» **What you are asked to do**:
Exclude the pictures, then repeat the remaining data exactly.

» **Recorded information**:
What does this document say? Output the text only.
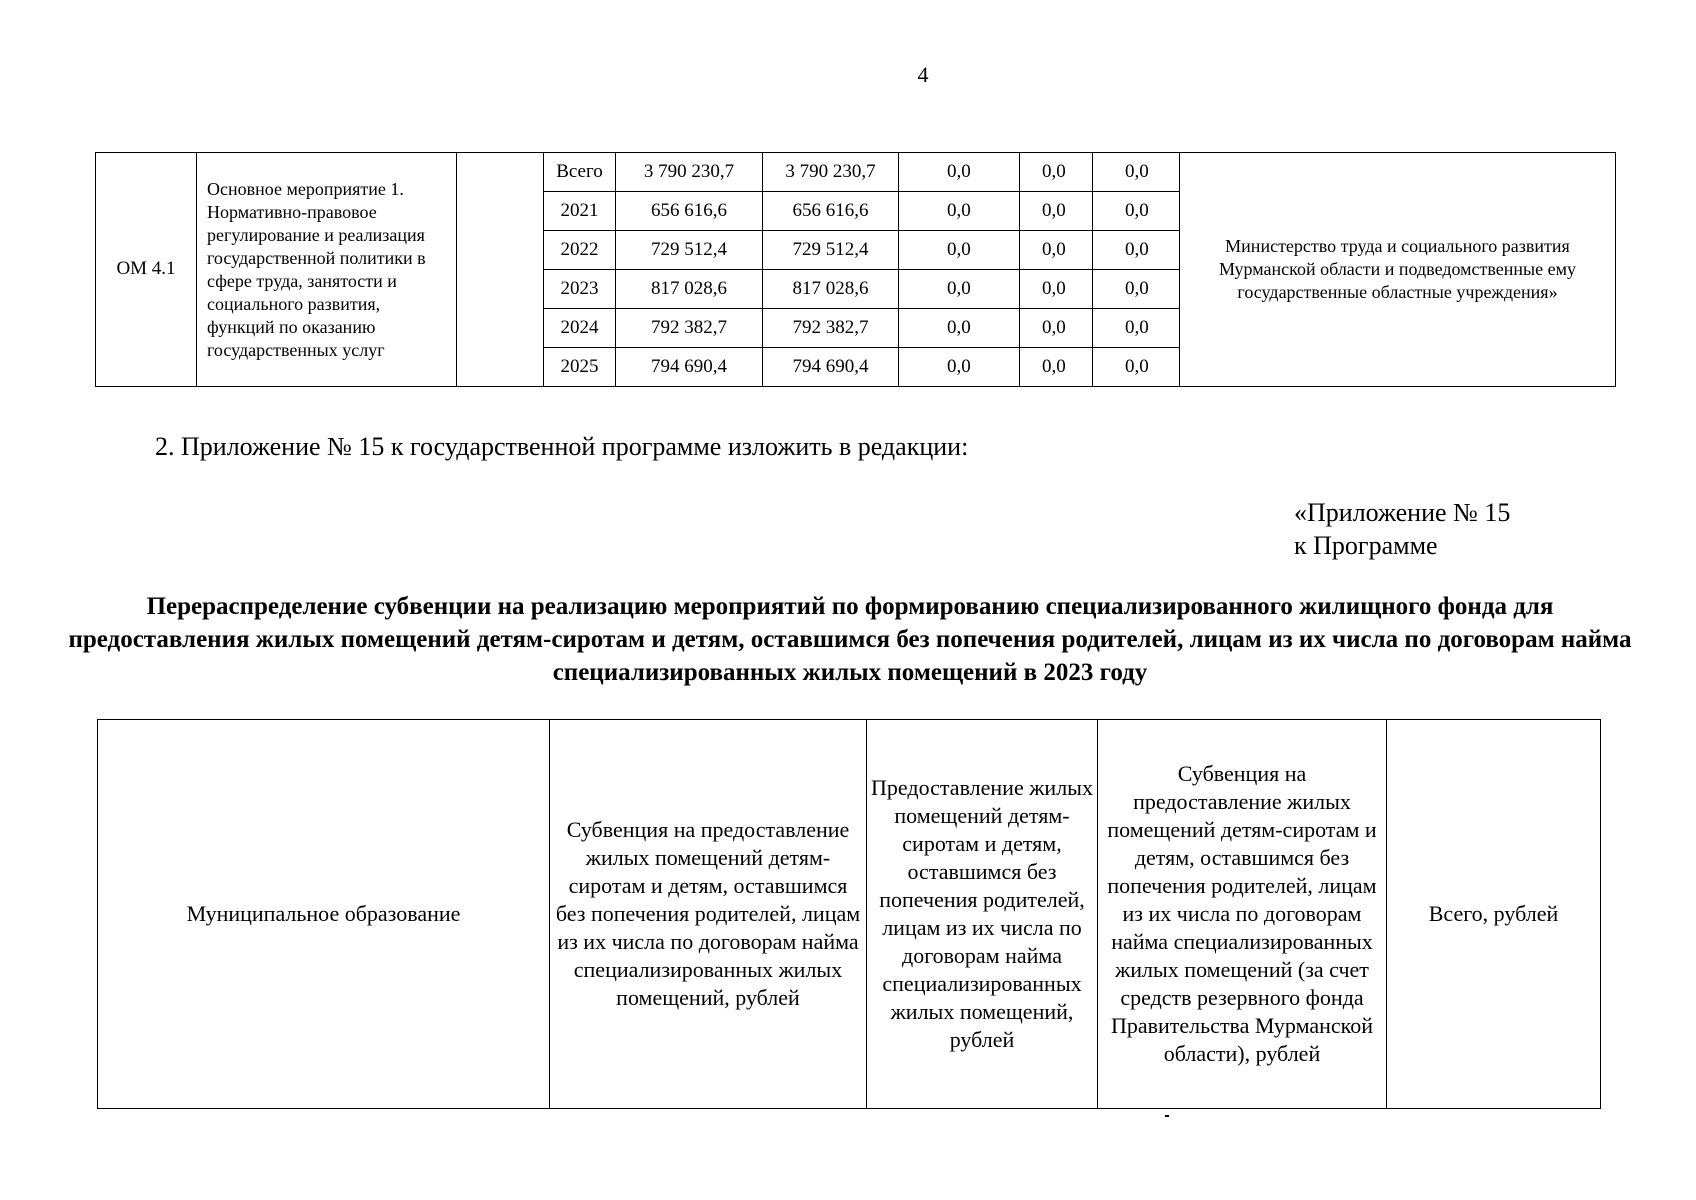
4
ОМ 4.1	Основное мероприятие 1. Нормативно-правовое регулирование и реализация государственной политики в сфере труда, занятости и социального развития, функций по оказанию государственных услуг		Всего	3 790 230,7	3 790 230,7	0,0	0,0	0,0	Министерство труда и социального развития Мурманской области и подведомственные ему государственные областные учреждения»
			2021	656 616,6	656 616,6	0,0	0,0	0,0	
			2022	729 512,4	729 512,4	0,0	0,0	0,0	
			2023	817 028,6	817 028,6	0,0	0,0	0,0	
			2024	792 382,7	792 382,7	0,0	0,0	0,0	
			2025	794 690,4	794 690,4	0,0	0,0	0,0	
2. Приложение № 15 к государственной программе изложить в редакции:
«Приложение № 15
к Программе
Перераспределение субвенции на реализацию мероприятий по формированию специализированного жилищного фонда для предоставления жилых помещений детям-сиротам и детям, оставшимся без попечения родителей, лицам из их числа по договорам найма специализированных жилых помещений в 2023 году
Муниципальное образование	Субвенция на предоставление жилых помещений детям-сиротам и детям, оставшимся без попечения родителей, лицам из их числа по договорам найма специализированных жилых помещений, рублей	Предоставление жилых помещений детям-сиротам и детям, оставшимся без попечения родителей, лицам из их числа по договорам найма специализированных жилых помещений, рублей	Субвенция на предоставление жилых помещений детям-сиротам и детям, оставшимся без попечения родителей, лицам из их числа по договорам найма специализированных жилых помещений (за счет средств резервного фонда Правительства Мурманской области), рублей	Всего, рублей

» **Exercise response**:
What does this document say? Output the text only.
4
ОМ 4.1	Основное мероприятие 1. Нормативно-правовое регулирование и реализация государственной политики в сфере труда, занятости и социального развития, функций по оказанию государственных услуг		Всего	3 790 230,7	3 790 230,7	0,0	0,0	0,0	Министерство труда и социального развития Мурманской области и подведомственные ему государственные областные учреждения»
			2021	656 616,6	656 616,6	0,0	0,0	0,0	
			2022	729 512,4	729 512,4	0,0	0,0	0,0	
			2023	817 028,6	817 028,6	0,0	0,0	0,0	
			2024	792 382,7	792 382,7	0,0	0,0	0,0	
			2025	794 690,4	794 690,4	0,0	0,0	0,0	
2. Приложение № 15 к государственной программе изложить в редакции:
«Приложение № 15
к Программе
Перераспределение субвенции на реализацию мероприятий по формированию специализированного жилищного фонда для предоставления жилых помещений детям-сиротам и детям, оставшимся без попечения родителей, лицам из их числа по договорам найма специализированных жилых помещений в 2023 году
Муниципальное образование	Субвенция на предоставление жилых помещений детям-сиротам и детям, оставшимся без попечения родителей, лицам из их числа по договорам найма специализированных жилых помещений, рублей	Предоставление жилых помещений детям-сиротам и детям, оставшимся без попечения родителей, лицам из их числа по договорам найма специализированных жилых помещений, рублей	Субвенция на предоставление жилых помещений детям-сиротам и детям, оставшимся без попечения родителей, лицам из их числа по договорам найма специализированных жилых помещений (за счет средств резервного фонда Правительства Мурманской области), рублей	Всего, рублей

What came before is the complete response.